◆ Aim ◆
Copy each line in which the string "ylabel" occurs.
─── The records ───
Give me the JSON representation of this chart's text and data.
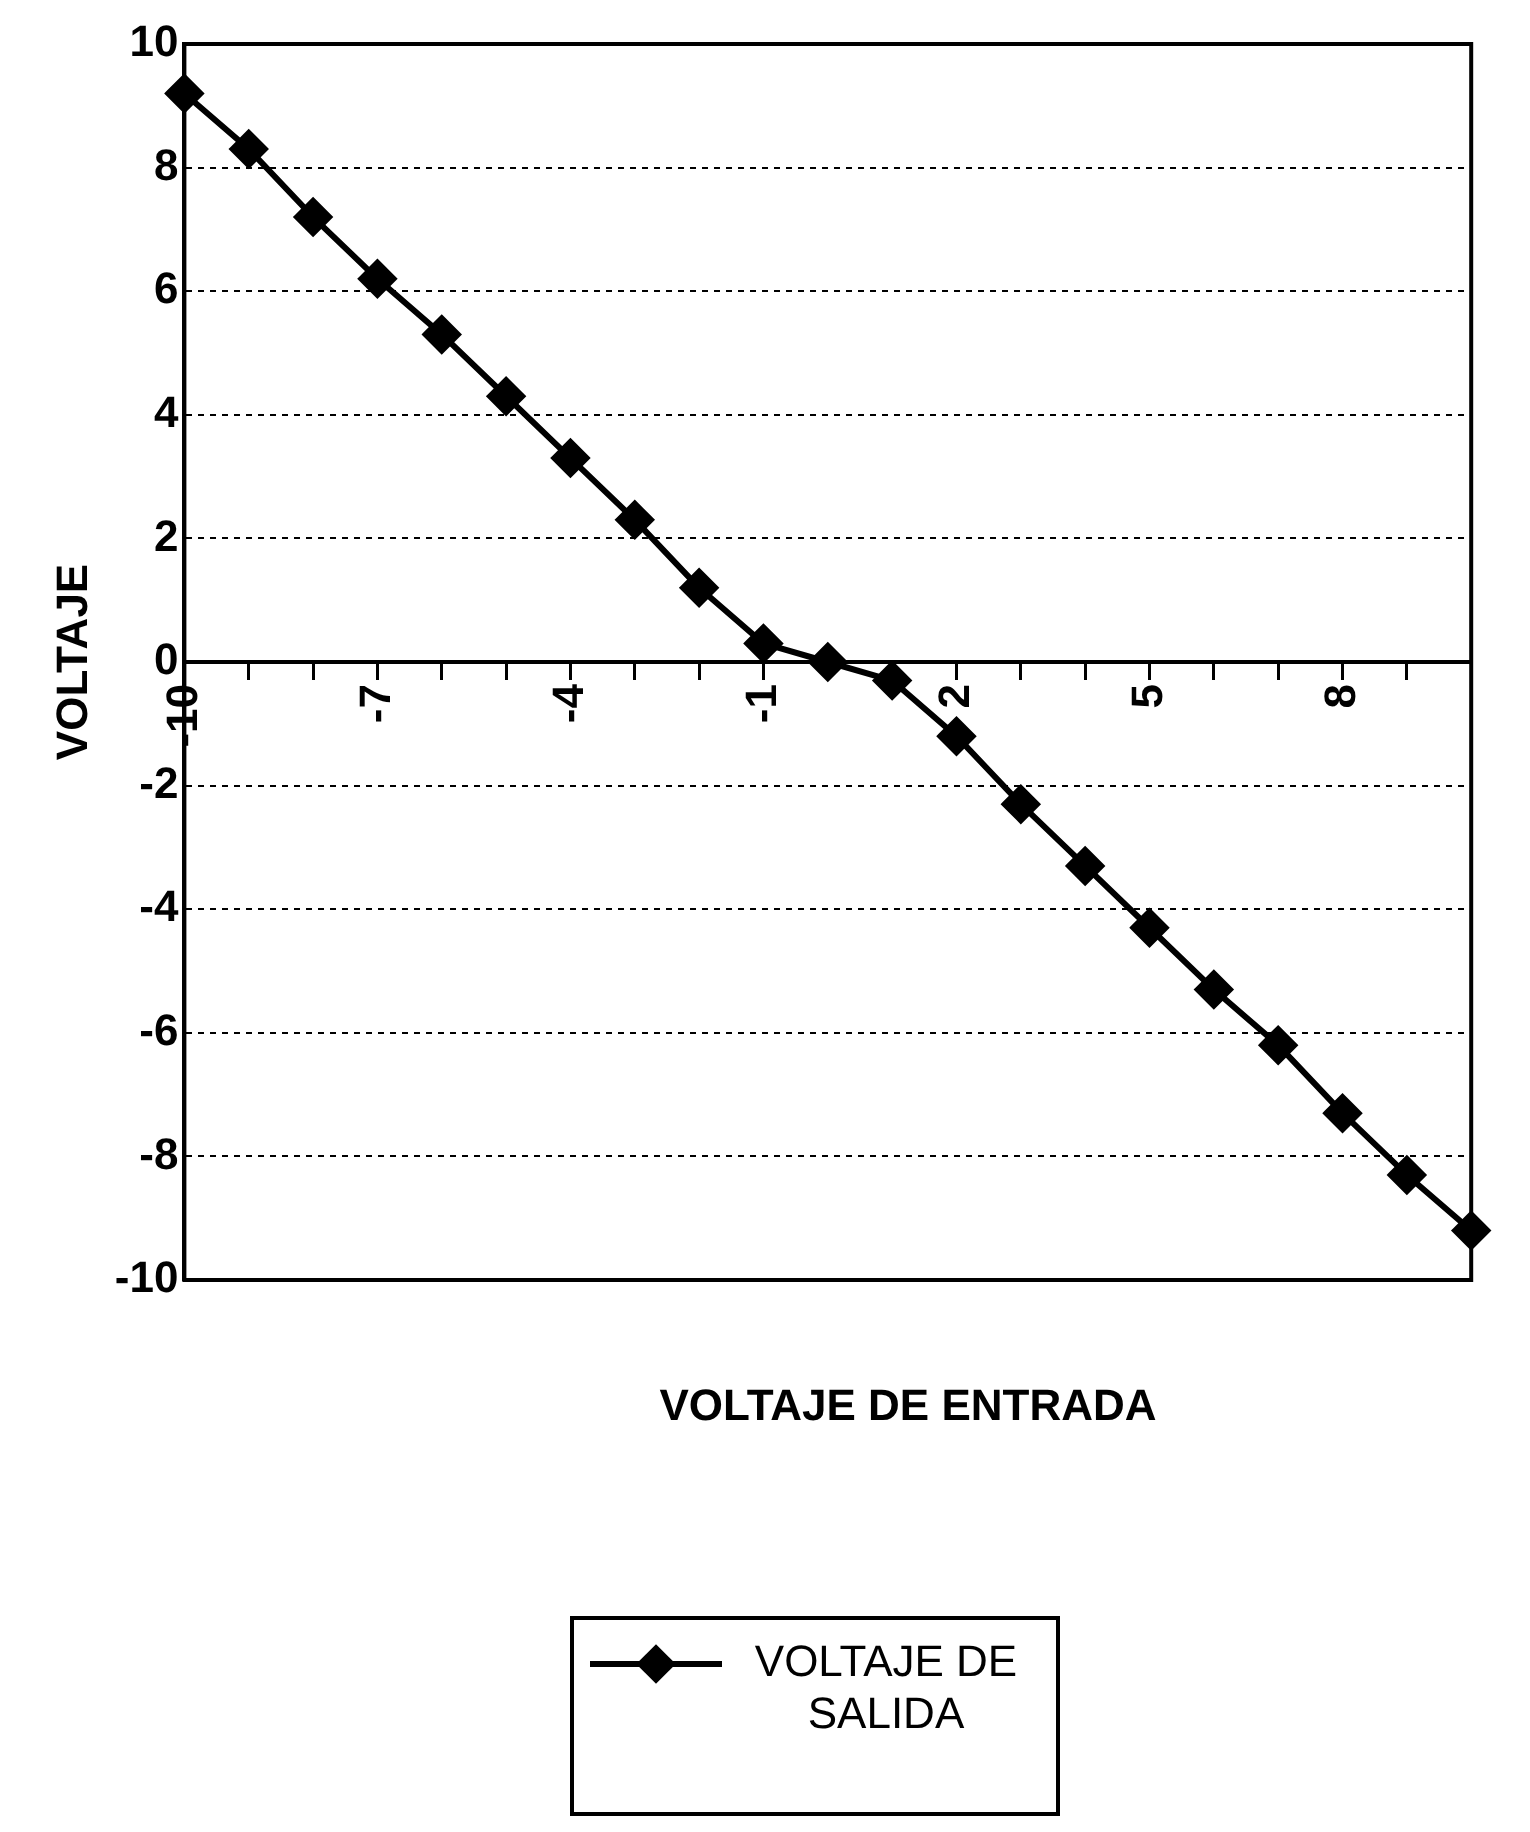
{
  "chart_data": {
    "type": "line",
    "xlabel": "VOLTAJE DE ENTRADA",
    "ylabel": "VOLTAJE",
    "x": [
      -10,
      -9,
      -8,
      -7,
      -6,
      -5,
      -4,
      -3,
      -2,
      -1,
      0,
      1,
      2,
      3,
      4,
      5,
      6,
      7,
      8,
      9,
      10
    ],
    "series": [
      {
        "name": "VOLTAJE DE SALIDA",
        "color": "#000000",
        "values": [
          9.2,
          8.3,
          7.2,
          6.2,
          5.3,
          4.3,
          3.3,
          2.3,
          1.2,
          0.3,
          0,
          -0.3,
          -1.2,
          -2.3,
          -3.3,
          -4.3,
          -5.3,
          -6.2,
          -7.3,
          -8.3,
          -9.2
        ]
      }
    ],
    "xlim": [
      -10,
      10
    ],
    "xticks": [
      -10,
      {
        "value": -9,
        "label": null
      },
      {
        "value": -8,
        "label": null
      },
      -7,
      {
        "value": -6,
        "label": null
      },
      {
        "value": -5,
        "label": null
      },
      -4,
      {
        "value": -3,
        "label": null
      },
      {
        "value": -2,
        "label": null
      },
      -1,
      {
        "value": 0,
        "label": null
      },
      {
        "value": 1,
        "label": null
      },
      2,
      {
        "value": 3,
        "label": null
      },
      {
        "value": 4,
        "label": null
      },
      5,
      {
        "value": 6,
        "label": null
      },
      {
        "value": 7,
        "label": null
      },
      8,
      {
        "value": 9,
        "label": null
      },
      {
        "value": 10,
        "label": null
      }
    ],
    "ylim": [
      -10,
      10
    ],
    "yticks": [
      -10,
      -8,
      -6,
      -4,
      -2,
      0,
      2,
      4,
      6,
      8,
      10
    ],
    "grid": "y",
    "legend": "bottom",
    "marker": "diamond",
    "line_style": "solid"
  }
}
───
─── The records ───
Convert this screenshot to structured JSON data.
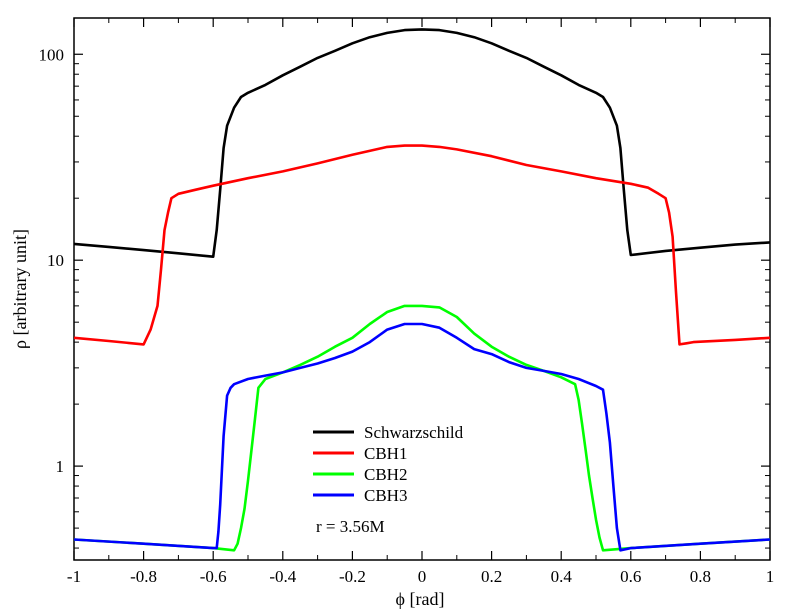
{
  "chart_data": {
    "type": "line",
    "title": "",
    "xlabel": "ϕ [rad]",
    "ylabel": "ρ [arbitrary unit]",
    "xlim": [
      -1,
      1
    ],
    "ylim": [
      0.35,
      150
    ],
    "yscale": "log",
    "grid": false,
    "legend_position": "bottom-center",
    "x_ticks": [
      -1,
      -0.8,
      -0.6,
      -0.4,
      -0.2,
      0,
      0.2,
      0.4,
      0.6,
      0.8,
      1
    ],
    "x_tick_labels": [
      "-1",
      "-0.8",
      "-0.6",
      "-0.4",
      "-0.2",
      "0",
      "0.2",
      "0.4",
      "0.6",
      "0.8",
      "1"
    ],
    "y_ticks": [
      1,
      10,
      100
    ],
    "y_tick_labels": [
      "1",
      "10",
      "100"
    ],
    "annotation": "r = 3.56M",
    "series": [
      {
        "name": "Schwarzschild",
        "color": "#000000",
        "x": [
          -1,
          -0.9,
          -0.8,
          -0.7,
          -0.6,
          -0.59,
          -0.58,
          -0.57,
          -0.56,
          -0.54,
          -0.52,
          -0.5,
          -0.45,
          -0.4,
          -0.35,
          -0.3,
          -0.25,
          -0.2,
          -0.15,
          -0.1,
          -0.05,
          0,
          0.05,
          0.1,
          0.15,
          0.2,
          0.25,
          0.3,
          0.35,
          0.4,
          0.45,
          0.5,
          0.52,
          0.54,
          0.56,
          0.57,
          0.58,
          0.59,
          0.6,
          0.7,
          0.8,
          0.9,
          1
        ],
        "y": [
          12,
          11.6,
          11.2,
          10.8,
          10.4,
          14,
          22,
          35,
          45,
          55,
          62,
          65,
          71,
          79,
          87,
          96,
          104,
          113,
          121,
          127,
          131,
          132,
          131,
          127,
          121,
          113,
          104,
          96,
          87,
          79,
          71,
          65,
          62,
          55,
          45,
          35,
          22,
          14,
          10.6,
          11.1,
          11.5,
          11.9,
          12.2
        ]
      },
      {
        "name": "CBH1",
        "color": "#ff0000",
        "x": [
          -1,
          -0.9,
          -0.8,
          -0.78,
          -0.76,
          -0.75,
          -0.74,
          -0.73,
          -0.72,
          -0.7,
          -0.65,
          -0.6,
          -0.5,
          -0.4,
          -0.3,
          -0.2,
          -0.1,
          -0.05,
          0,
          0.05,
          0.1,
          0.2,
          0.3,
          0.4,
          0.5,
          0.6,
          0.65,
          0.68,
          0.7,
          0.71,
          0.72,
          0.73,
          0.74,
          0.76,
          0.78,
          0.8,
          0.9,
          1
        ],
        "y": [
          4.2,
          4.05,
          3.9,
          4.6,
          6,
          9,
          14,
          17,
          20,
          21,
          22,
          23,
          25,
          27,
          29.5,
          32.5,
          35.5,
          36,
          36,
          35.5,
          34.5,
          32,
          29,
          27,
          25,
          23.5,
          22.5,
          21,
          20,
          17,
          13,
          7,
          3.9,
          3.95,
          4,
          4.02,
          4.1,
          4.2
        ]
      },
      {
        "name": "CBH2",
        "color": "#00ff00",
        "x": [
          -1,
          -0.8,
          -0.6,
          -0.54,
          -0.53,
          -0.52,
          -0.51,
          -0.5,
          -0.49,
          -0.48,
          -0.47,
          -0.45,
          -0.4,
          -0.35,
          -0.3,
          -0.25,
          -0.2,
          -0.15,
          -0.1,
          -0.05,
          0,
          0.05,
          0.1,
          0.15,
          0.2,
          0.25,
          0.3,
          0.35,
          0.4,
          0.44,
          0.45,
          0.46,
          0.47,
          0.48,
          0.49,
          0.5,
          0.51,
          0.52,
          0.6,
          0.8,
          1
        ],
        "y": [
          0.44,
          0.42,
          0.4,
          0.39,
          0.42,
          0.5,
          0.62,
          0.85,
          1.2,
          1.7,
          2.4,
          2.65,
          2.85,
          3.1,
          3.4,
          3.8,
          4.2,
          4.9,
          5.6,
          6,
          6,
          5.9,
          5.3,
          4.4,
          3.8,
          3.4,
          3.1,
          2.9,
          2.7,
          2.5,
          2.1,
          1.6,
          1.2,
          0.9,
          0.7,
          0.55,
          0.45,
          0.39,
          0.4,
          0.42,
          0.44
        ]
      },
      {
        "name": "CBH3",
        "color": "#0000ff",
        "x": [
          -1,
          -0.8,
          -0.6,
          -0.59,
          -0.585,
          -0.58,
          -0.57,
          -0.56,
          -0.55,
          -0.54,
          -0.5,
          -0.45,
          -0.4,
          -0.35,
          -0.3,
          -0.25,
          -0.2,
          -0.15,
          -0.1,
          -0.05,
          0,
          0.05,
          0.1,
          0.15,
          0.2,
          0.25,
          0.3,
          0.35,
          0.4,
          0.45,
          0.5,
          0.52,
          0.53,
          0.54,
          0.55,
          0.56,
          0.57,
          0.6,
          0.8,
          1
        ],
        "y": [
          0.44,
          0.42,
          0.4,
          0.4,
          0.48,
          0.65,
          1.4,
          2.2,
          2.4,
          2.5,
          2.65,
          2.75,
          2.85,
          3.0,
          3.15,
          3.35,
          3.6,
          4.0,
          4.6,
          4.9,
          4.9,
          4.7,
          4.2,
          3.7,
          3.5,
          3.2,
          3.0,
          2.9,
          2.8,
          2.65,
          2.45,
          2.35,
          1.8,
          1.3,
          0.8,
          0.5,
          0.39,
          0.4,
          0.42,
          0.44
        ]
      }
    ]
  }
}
───
─── The records ───
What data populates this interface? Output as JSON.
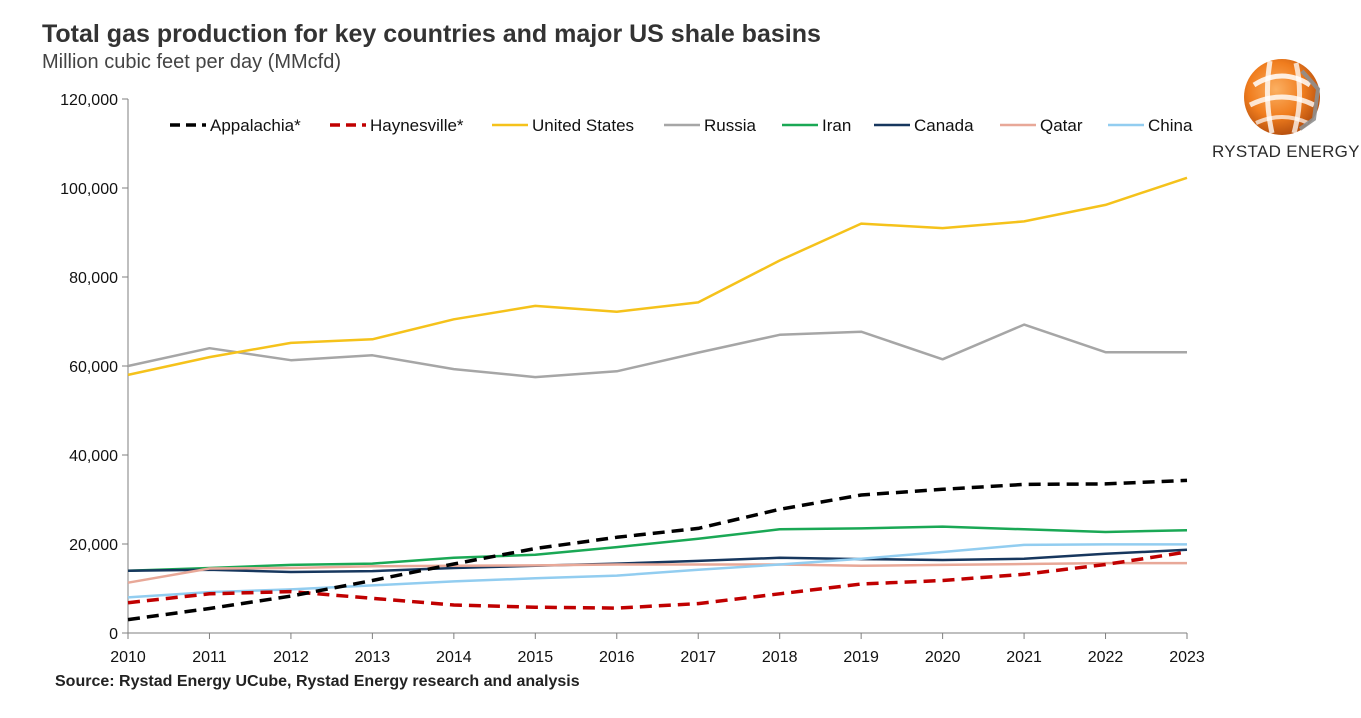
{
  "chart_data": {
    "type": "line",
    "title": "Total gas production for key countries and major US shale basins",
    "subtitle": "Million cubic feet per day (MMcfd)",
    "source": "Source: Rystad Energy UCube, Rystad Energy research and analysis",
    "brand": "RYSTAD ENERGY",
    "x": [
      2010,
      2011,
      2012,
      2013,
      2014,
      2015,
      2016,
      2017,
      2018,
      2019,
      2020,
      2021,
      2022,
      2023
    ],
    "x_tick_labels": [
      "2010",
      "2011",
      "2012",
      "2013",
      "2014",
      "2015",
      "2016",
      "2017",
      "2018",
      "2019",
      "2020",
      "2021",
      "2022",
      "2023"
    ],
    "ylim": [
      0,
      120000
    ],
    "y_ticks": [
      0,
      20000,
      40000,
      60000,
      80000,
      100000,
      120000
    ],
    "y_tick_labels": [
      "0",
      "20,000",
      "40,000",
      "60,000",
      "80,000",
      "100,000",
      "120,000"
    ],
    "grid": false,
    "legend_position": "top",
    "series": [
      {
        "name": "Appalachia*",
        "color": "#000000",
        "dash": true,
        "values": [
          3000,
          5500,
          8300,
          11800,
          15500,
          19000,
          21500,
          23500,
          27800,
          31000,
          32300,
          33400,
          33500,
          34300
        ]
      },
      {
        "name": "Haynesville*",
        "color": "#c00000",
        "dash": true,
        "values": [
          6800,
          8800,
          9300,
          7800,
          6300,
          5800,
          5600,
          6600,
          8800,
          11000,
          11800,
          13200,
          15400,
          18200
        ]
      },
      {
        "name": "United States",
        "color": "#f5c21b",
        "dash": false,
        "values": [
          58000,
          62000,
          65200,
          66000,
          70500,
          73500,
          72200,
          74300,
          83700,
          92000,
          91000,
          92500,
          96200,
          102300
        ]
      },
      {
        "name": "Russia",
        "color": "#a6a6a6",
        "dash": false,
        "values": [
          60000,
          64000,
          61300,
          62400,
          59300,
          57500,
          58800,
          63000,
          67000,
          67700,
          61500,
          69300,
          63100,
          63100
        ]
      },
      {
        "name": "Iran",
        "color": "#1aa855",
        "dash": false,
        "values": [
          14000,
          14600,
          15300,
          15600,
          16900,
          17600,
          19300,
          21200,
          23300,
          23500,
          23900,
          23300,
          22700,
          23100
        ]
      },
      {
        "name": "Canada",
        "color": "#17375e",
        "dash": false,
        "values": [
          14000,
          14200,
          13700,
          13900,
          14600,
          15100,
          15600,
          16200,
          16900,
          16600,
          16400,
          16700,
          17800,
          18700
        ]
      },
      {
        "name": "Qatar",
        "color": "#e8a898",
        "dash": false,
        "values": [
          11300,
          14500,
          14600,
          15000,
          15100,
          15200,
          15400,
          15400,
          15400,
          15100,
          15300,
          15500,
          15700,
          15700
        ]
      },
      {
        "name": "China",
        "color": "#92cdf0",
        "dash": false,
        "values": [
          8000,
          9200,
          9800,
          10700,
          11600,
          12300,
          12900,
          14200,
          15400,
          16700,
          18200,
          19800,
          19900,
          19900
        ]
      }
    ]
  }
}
───
◆ The answer ◆
    "ylabel": "VOLTAJE",
    "ylabel": "ρ [arbitrary unit]",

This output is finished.